[Stored dataset items]
##############################

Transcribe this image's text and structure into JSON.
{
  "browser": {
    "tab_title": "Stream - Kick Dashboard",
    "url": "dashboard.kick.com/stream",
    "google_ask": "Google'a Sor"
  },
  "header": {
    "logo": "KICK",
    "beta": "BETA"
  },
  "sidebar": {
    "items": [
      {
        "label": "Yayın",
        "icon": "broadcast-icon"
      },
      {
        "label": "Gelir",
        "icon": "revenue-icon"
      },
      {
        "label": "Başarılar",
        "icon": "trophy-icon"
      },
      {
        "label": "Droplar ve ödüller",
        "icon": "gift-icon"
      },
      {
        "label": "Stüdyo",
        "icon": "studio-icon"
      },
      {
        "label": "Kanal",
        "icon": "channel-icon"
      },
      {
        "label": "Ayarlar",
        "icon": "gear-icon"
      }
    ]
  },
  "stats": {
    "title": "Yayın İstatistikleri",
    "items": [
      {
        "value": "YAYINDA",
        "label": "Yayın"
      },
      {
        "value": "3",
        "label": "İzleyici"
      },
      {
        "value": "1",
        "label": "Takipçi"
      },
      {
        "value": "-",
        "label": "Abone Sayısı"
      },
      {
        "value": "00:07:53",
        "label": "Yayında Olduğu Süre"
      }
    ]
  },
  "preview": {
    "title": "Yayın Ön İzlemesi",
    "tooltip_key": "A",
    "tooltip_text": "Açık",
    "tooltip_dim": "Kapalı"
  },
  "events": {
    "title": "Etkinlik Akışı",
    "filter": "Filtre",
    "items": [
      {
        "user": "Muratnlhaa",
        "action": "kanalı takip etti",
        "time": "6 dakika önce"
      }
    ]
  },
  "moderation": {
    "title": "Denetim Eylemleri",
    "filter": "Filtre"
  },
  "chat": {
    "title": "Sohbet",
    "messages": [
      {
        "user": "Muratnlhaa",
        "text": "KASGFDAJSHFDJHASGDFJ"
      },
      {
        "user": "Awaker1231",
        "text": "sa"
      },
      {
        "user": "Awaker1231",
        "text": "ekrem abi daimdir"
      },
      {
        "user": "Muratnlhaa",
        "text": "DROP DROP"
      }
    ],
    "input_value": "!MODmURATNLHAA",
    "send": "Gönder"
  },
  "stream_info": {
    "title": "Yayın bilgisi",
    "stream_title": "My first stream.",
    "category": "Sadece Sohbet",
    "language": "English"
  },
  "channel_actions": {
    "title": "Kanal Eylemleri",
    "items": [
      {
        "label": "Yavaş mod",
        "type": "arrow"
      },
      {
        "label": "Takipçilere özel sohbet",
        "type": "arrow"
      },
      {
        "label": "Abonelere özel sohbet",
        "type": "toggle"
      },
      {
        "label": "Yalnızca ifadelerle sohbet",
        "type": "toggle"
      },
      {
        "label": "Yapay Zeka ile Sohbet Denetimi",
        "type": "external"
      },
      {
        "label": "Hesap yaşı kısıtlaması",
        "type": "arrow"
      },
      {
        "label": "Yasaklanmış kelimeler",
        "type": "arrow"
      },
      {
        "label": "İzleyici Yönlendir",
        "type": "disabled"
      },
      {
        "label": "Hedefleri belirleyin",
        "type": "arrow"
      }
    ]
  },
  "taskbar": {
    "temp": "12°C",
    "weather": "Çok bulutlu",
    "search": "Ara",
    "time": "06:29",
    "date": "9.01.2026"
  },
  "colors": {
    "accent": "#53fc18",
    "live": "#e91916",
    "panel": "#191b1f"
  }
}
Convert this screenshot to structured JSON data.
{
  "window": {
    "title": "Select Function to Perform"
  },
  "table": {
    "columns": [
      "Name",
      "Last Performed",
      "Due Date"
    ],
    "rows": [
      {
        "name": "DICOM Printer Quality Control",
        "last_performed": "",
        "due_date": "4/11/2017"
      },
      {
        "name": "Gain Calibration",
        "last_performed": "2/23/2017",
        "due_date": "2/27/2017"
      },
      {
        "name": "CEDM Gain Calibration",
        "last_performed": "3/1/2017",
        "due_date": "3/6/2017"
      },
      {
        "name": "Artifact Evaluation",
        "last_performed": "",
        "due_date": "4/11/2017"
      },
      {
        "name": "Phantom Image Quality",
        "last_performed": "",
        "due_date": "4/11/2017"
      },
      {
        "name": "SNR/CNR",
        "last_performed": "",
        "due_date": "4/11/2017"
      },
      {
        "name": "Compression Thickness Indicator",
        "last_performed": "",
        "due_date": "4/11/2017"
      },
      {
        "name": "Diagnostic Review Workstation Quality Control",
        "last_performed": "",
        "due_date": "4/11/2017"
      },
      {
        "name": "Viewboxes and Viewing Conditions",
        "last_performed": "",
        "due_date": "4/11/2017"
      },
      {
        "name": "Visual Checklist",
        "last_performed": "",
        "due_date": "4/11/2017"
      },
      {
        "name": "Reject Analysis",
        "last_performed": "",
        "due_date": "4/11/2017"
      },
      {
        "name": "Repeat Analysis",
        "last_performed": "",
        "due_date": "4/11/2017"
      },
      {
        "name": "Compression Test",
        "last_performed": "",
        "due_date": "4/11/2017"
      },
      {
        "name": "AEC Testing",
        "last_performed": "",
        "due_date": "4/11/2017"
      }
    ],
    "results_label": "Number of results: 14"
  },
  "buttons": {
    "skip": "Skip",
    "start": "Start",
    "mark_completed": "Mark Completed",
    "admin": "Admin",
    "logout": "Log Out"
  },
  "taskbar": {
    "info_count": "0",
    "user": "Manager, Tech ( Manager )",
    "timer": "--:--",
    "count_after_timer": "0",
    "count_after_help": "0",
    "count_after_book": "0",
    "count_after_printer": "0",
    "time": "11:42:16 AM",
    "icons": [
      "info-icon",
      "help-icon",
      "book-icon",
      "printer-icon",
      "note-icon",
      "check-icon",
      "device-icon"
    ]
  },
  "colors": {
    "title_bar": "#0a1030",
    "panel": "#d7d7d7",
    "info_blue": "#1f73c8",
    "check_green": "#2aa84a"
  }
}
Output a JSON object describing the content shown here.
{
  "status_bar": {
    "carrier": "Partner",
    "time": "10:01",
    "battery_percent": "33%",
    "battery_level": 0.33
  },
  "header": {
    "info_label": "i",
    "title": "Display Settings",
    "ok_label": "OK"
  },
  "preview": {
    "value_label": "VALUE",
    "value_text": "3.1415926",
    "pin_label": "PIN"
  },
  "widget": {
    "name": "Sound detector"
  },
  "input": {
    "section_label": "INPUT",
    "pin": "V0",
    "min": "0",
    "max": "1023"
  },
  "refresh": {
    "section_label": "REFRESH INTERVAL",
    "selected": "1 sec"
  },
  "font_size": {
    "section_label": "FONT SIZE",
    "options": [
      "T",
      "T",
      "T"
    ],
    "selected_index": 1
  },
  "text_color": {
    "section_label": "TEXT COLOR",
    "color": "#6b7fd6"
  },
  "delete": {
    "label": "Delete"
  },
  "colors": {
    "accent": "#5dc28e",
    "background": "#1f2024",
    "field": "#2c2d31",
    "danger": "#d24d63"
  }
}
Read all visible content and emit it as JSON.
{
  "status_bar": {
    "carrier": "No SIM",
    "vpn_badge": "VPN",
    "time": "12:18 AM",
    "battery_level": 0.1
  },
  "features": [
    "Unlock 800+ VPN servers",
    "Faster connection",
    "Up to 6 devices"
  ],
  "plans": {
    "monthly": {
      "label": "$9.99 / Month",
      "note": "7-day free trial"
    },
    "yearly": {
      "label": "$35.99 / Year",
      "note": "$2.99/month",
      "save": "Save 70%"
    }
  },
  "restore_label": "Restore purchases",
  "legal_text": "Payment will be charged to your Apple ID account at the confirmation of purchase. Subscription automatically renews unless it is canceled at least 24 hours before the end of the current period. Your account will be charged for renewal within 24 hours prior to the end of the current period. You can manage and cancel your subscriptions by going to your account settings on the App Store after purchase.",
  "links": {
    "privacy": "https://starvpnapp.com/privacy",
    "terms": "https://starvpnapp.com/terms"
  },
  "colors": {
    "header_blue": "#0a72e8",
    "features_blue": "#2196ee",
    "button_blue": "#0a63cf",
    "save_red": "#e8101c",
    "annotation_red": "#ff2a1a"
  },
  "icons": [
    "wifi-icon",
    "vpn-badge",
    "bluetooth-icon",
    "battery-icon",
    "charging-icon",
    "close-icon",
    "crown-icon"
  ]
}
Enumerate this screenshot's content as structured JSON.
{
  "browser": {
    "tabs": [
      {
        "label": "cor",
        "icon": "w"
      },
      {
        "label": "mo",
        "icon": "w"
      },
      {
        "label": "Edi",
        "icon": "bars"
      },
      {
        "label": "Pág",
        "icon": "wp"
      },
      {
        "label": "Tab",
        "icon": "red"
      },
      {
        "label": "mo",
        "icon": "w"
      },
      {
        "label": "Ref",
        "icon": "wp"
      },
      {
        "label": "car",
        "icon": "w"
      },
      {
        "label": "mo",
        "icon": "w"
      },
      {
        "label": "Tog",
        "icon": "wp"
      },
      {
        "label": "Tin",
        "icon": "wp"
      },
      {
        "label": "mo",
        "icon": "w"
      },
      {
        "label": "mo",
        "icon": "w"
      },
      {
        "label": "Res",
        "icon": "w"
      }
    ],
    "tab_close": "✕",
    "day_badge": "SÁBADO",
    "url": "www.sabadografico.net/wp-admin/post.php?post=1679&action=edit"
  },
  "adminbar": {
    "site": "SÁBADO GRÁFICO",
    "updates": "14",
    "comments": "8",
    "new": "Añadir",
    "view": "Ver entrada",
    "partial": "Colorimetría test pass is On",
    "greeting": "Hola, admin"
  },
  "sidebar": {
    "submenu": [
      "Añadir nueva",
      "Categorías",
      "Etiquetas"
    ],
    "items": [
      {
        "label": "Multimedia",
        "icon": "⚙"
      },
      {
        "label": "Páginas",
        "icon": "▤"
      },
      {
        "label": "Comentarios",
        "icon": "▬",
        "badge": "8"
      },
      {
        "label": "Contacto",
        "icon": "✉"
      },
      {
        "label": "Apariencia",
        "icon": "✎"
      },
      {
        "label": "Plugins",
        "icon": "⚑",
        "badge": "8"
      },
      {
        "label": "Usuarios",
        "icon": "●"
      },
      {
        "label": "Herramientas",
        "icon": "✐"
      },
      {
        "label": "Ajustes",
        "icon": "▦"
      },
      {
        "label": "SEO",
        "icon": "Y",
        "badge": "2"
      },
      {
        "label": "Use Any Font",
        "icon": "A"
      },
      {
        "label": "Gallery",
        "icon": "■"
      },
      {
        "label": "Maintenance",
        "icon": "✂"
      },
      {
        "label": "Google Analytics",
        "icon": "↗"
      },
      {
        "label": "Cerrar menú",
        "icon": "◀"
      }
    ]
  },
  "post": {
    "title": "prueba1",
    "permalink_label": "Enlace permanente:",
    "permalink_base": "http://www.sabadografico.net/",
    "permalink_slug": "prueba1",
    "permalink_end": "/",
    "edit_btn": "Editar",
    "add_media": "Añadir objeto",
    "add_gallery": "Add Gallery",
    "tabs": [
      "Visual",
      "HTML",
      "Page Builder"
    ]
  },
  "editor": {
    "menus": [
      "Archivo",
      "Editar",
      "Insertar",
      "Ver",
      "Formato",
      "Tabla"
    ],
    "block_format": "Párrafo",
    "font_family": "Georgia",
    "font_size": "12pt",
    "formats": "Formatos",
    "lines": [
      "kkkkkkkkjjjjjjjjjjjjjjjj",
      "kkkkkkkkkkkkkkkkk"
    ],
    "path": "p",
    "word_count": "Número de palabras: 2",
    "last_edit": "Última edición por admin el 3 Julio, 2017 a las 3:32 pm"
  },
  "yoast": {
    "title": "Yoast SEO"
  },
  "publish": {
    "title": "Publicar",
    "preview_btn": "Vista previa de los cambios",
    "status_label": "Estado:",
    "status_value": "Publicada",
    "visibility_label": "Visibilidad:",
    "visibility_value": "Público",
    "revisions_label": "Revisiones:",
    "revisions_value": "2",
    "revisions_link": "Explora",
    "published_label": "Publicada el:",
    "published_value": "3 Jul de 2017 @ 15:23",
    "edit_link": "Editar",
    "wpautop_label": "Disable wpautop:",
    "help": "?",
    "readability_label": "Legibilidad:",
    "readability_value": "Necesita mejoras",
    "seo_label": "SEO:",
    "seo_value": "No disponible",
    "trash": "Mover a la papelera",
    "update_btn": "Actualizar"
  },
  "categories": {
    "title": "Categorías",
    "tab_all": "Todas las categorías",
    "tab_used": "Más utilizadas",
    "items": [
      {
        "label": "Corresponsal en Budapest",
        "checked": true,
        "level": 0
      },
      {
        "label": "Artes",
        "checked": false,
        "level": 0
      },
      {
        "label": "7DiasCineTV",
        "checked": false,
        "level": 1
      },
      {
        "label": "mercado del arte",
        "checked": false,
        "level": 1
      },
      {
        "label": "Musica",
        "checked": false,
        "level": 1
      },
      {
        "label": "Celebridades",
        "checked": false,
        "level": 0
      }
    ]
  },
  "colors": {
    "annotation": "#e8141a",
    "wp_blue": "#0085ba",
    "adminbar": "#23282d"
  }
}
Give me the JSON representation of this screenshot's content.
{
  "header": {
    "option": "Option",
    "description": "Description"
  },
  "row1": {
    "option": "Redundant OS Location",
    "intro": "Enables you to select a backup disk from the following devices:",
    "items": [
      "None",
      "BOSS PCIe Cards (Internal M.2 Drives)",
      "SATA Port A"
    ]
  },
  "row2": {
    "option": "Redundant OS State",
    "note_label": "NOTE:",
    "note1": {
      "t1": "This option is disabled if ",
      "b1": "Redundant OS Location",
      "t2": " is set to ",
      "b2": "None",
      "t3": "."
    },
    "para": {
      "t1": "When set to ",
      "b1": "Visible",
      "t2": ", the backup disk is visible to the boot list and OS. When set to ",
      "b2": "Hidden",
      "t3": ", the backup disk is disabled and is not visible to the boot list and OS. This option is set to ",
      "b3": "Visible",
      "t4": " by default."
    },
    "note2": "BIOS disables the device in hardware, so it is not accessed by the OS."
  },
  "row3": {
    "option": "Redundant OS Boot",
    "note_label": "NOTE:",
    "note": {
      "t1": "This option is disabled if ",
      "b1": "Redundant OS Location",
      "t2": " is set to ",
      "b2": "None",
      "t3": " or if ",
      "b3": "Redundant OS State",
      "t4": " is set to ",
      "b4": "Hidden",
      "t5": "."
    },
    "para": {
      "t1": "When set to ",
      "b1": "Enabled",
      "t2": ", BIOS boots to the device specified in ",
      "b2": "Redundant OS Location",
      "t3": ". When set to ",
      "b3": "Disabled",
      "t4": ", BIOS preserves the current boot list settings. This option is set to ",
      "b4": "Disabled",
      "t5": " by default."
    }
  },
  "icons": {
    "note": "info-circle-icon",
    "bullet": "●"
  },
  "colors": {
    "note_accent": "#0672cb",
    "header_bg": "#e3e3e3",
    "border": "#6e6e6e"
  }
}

##############################

### The request
Determine how many lines include the string "Publicada". Give no answer but the number.

### Answer for this exercise
2